Skip all pictures, then print the remaining material exactly.
···
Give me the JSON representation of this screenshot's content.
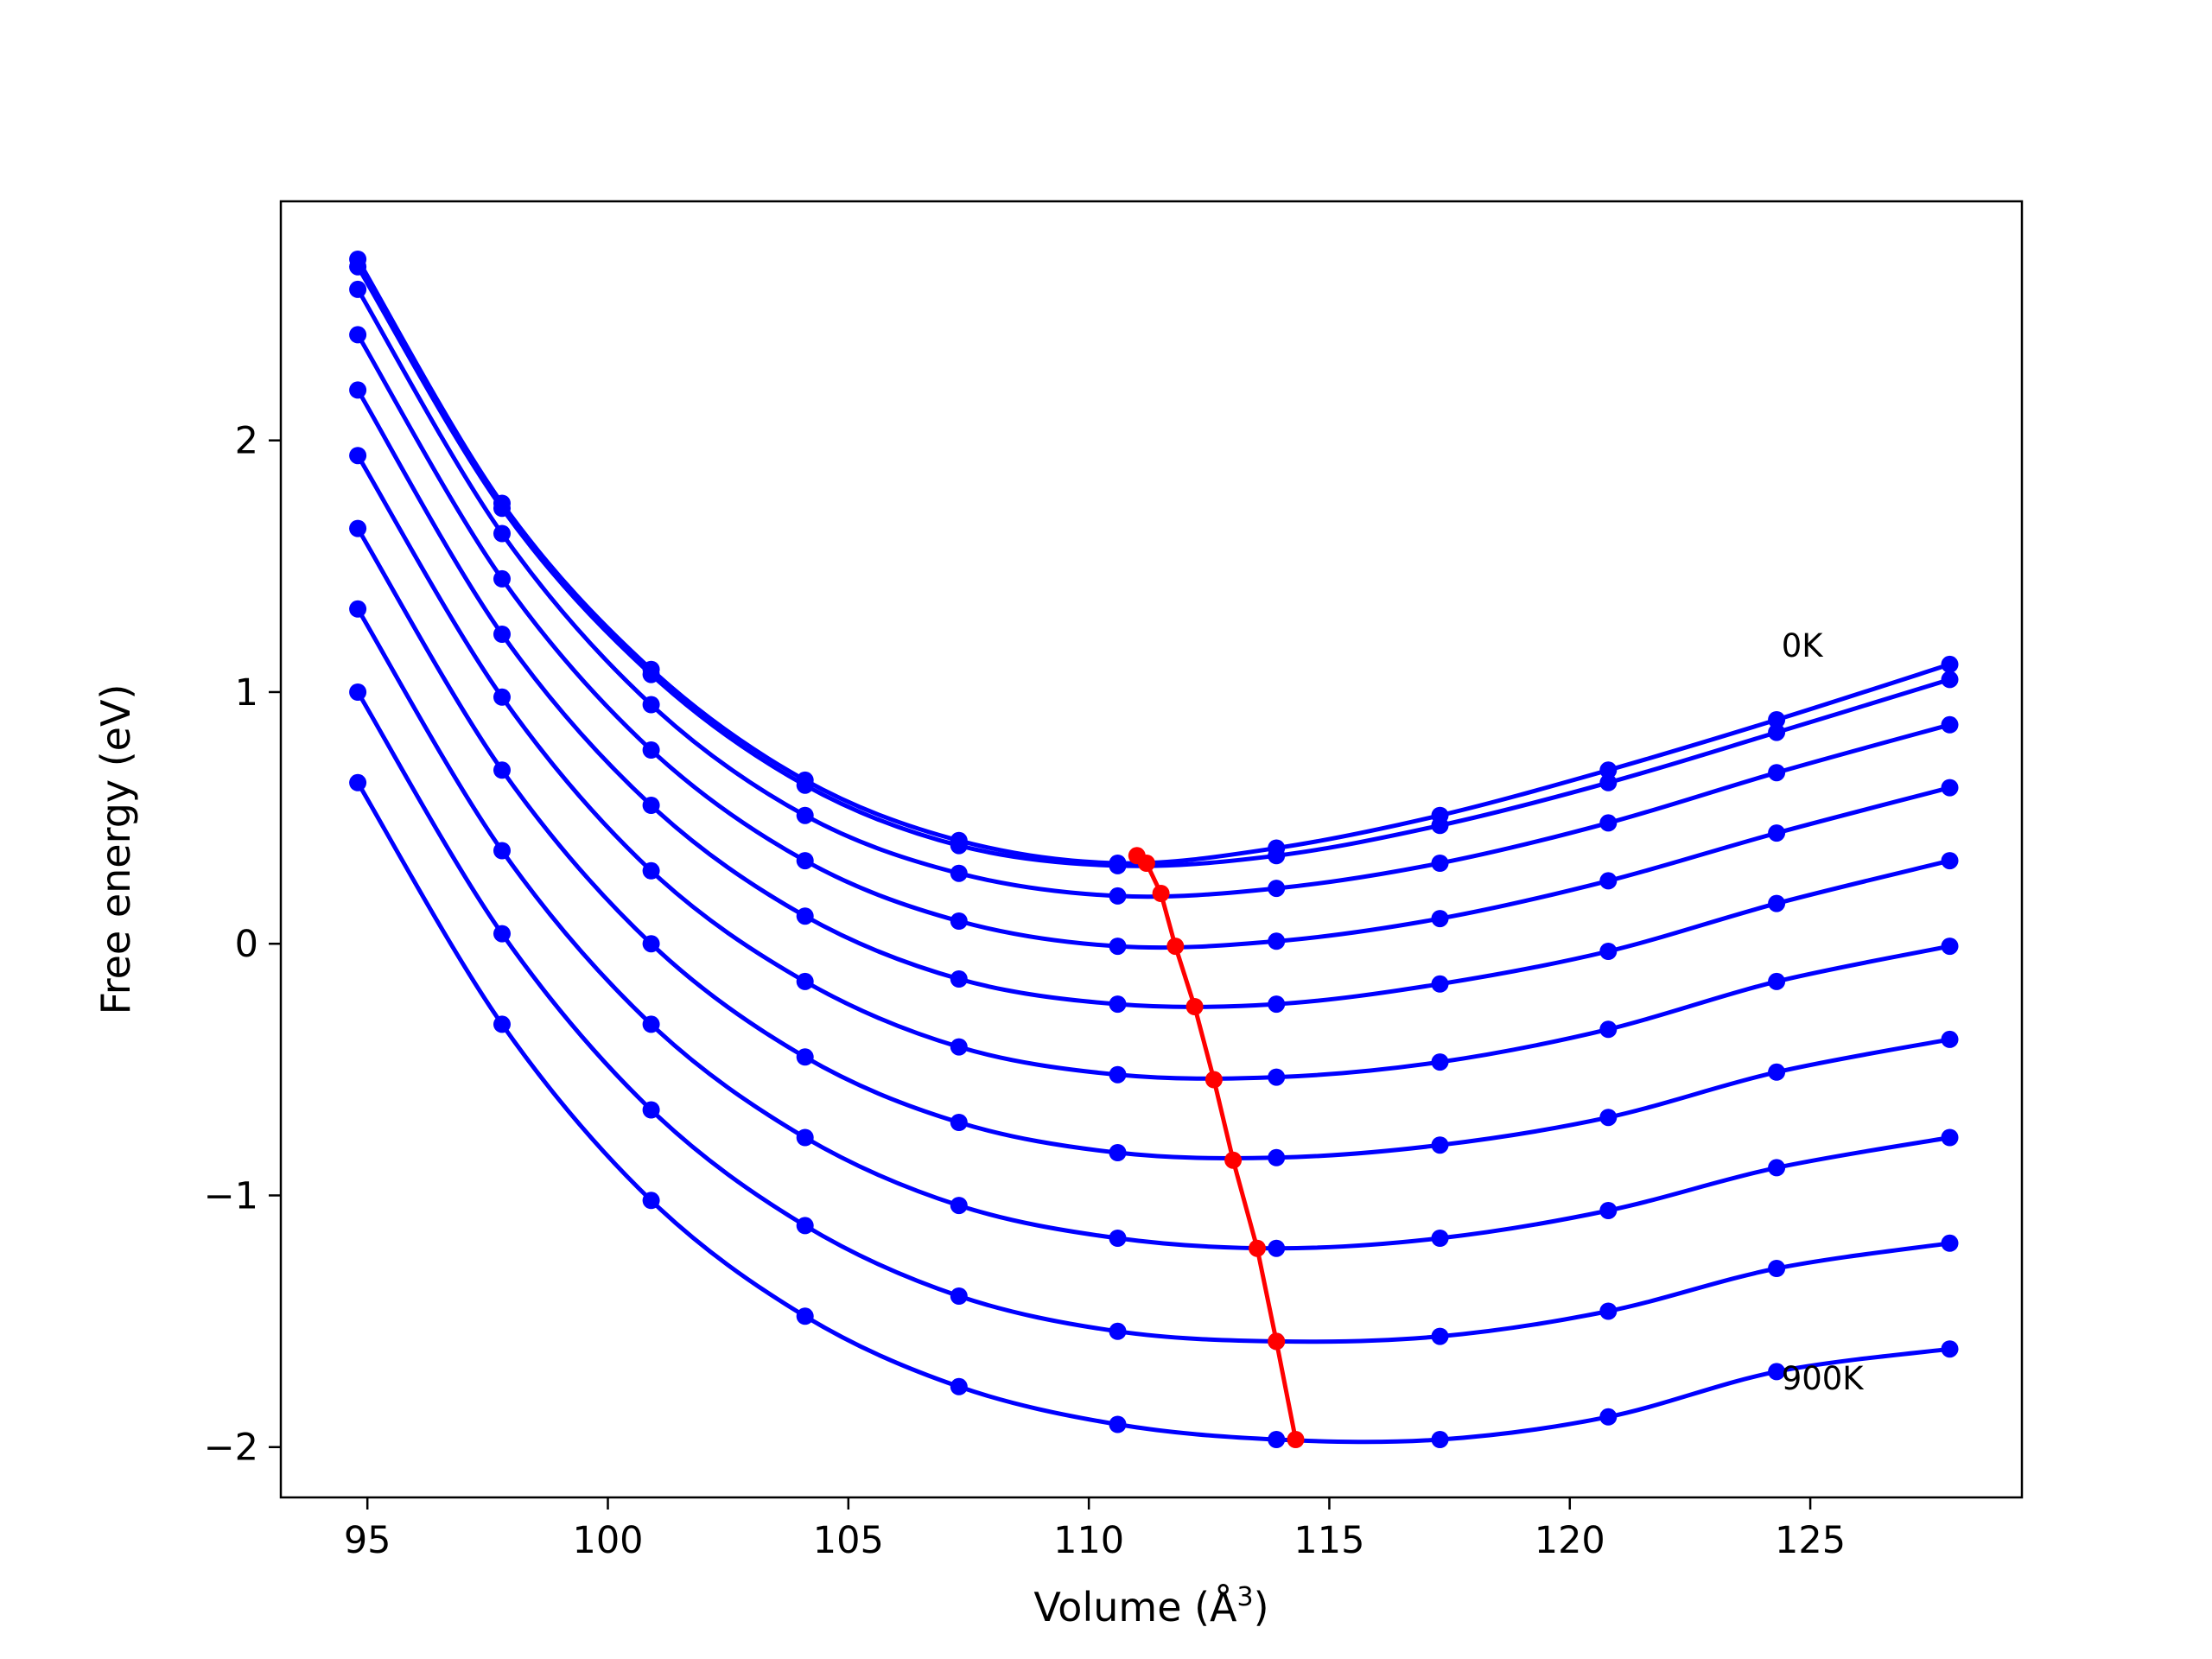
{
  "chart_data": {
    "type": "line",
    "title": "",
    "xlabel": "Volume (Å",
    "xlabel_sup": "3",
    "xlabel_close": ")",
    "ylabel": "Free energy (eV)",
    "xlim": [
      93.2,
      129.4
    ],
    "ylim": [
      -2.2,
      2.95
    ],
    "xticks": [
      95,
      100,
      105,
      110,
      115,
      120,
      125
    ],
    "xtick_labels": [
      "95",
      "100",
      "105",
      "110",
      "115",
      "120",
      "125"
    ],
    "yticks": [
      -2,
      -1,
      0,
      1,
      2
    ],
    "ytick_labels": [
      "−2",
      "−1",
      "0",
      "1",
      "2"
    ],
    "grid": false,
    "legend": "none",
    "x": [
      94.8,
      97.8,
      100.9,
      104.1,
      107.3,
      110.6,
      113.9,
      117.3,
      120.8,
      124.3,
      127.9
    ],
    "series": [
      {
        "values": [
          2.72,
          1.75,
          1.09,
          0.65,
          0.41,
          0.32,
          0.38,
          0.51,
          0.69,
          0.89,
          1.11
        ]
      },
      {
        "values": [
          2.69,
          1.73,
          1.07,
          0.63,
          0.39,
          0.31,
          0.35,
          0.47,
          0.64,
          0.84,
          1.05
        ]
      },
      {
        "values": [
          2.6,
          1.63,
          0.95,
          0.51,
          0.28,
          0.19,
          0.22,
          0.32,
          0.48,
          0.68,
          0.87
        ]
      },
      {
        "values": [
          2.42,
          1.45,
          0.77,
          0.33,
          0.09,
          -0.01,
          0.01,
          0.1,
          0.25,
          0.44,
          0.62
        ]
      },
      {
        "values": [
          2.2,
          1.23,
          0.55,
          0.11,
          -0.14,
          -0.24,
          -0.24,
          -0.16,
          -0.03,
          0.16,
          0.33
        ]
      },
      {
        "values": [
          1.94,
          0.98,
          0.29,
          -0.15,
          -0.41,
          -0.52,
          -0.53,
          -0.47,
          -0.34,
          -0.15,
          -0.01
        ]
      },
      {
        "values": [
          1.65,
          0.69,
          0.0,
          -0.45,
          -0.71,
          -0.83,
          -0.85,
          -0.8,
          -0.69,
          -0.51,
          -0.38
        ]
      },
      {
        "values": [
          1.33,
          0.37,
          -0.32,
          -0.77,
          -1.04,
          -1.17,
          -1.21,
          -1.17,
          -1.06,
          -0.89,
          -0.77
        ]
      },
      {
        "values": [
          1.0,
          0.04,
          -0.66,
          -1.12,
          -1.4,
          -1.54,
          -1.58,
          -1.56,
          -1.46,
          -1.29,
          -1.19
        ]
      },
      {
        "values": [
          0.64,
          -0.32,
          -1.02,
          -1.48,
          -1.76,
          -1.91,
          -1.97,
          -1.97,
          -1.88,
          -1.7,
          -1.61
        ]
      }
    ],
    "minima": {
      "x": [
        111.0,
        111.2,
        111.5,
        111.8,
        112.2,
        112.6,
        113.0,
        113.5,
        113.9,
        114.3
      ],
      "y": [
        0.35,
        0.32,
        0.2,
        -0.01,
        -0.25,
        -0.54,
        -0.86,
        -1.21,
        -1.58,
        -1.97
      ]
    },
    "annotations": [
      {
        "text": "0K",
        "x": 124.4,
        "y": 1.14
      },
      {
        "text": "900K",
        "x": 124.4,
        "y": -1.77
      }
    ],
    "colors": {
      "curves": "#0000ff",
      "minima": "#ff0000",
      "axes": "#000000"
    }
  }
}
···
COMPLETE ANSWER:
Give me the JSON representation of this screenshot's content.
{
  "chart_data": {
    "type": "line",
    "title": "",
    "xlabel": "Volume (Å",
    "xlabel_sup": "3",
    "xlabel_close": ")",
    "ylabel": "Free energy (eV)",
    "xlim": [
      93.2,
      129.4
    ],
    "ylim": [
      -2.2,
      2.95
    ],
    "xticks": [
      95,
      100,
      105,
      110,
      115,
      120,
      125
    ],
    "xtick_labels": [
      "95",
      "100",
      "105",
      "110",
      "115",
      "120",
      "125"
    ],
    "yticks": [
      -2,
      -1,
      0,
      1,
      2
    ],
    "ytick_labels": [
      "−2",
      "−1",
      "0",
      "1",
      "2"
    ],
    "grid": false,
    "legend": "none",
    "x": [
      94.8,
      97.8,
      100.9,
      104.1,
      107.3,
      110.6,
      113.9,
      117.3,
      120.8,
      124.3,
      127.9
    ],
    "series": [
      {
        "values": [
          2.72,
          1.75,
          1.09,
          0.65,
          0.41,
          0.32,
          0.38,
          0.51,
          0.69,
          0.89,
          1.11
        ]
      },
      {
        "values": [
          2.69,
          1.73,
          1.07,
          0.63,
          0.39,
          0.31,
          0.35,
          0.47,
          0.64,
          0.84,
          1.05
        ]
      },
      {
        "values": [
          2.6,
          1.63,
          0.95,
          0.51,
          0.28,
          0.19,
          0.22,
          0.32,
          0.48,
          0.68,
          0.87
        ]
      },
      {
        "values": [
          2.42,
          1.45,
          0.77,
          0.33,
          0.09,
          -0.01,
          0.01,
          0.1,
          0.25,
          0.44,
          0.62
        ]
      },
      {
        "values": [
          2.2,
          1.23,
          0.55,
          0.11,
          -0.14,
          -0.24,
          -0.24,
          -0.16,
          -0.03,
          0.16,
          0.33
        ]
      },
      {
        "values": [
          1.94,
          0.98,
          0.29,
          -0.15,
          -0.41,
          -0.52,
          -0.53,
          -0.47,
          -0.34,
          -0.15,
          -0.01
        ]
      },
      {
        "values": [
          1.65,
          0.69,
          0.0,
          -0.45,
          -0.71,
          -0.83,
          -0.85,
          -0.8,
          -0.69,
          -0.51,
          -0.38
        ]
      },
      {
        "values": [
          1.33,
          0.37,
          -0.32,
          -0.77,
          -1.04,
          -1.17,
          -1.21,
          -1.17,
          -1.06,
          -0.89,
          -0.77
        ]
      },
      {
        "values": [
          1.0,
          0.04,
          -0.66,
          -1.12,
          -1.4,
          -1.54,
          -1.58,
          -1.56,
          -1.46,
          -1.29,
          -1.19
        ]
      },
      {
        "values": [
          0.64,
          -0.32,
          -1.02,
          -1.48,
          -1.76,
          -1.91,
          -1.97,
          -1.97,
          -1.88,
          -1.7,
          -1.61
        ]
      }
    ],
    "minima": {
      "x": [
        111.0,
        111.2,
        111.5,
        111.8,
        112.2,
        112.6,
        113.0,
        113.5,
        113.9,
        114.3
      ],
      "y": [
        0.35,
        0.32,
        0.2,
        -0.01,
        -0.25,
        -0.54,
        -0.86,
        -1.21,
        -1.58,
        -1.97
      ]
    },
    "annotations": [
      {
        "text": "0K",
        "x": 124.4,
        "y": 1.14
      },
      {
        "text": "900K",
        "x": 124.4,
        "y": -1.77
      }
    ],
    "colors": {
      "curves": "#0000ff",
      "minima": "#ff0000",
      "axes": "#000000"
    }
  }
}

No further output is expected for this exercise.